(Directive):
Track down each line that has the word "this" and copy it.

(Records supplied):
[start]

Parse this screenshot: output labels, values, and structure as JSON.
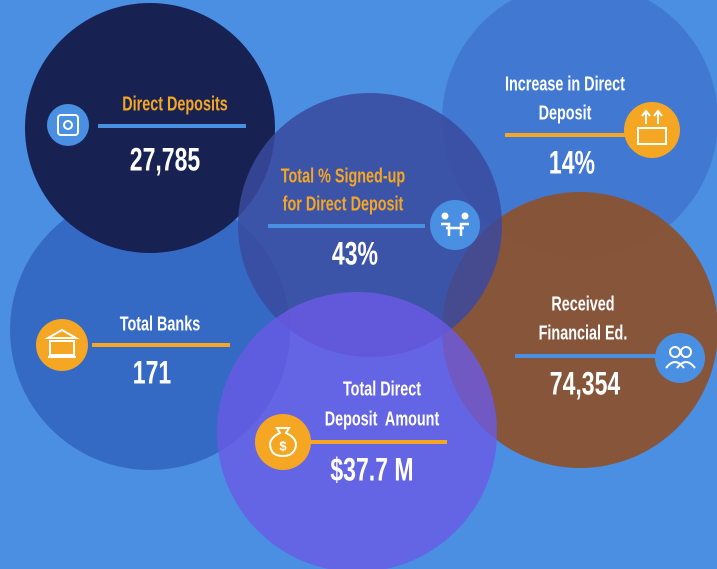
{
  "items": [
    {
      "label": [
        "Direct Deposits"
      ],
      "value": "27,785"
    },
    {
      "label": [
        "Increase in Direct",
        "Deposit"
      ],
      "value": "14%"
    },
    {
      "label": [
        "Total % Signed-up",
        "for Direct Deposit"
      ],
      "value": "43%"
    },
    {
      "label": [
        "Total Banks"
      ],
      "value": "171"
    },
    {
      "label": [
        "Received",
        "Financial Ed."
      ],
      "value": "74,354"
    },
    {
      "label": [
        "Total Direct",
        "Deposit  Amount"
      ],
      "value": "$37.7 M"
    }
  ]
}
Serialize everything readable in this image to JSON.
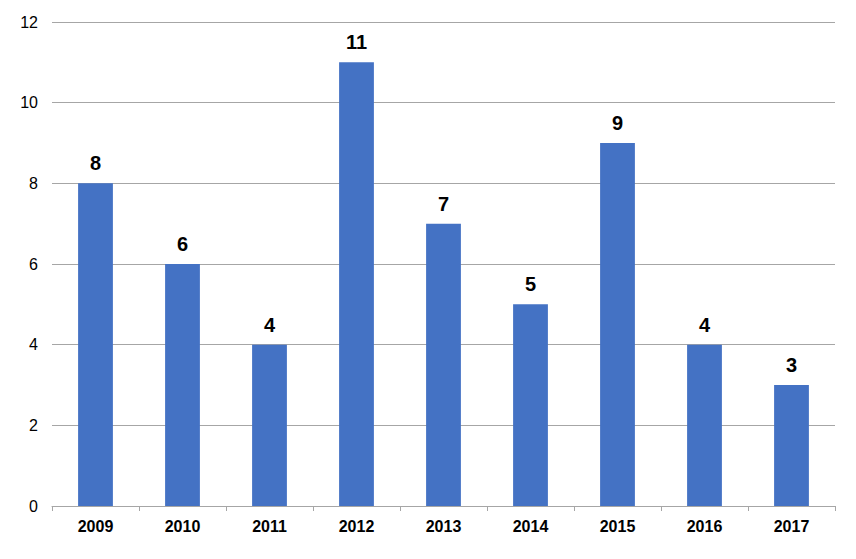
{
  "chart_data": {
    "type": "bar",
    "categories": [
      "2009",
      "2010",
      "2011",
      "2012",
      "2013",
      "2014",
      "2015",
      "2016",
      "2017"
    ],
    "values": [
      8,
      6,
      4,
      11,
      7,
      5,
      9,
      4,
      3
    ],
    "color": "#4472c4",
    "ylim": [
      0,
      12
    ],
    "yticks": [
      0,
      2,
      4,
      6,
      8,
      10,
      12
    ],
    "grid": true,
    "data_labels": true
  }
}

[end]

(Written solution):
Parse this screenshot: output labels, values, and structure as JSON.
Serialize everything readable in this image to JSON.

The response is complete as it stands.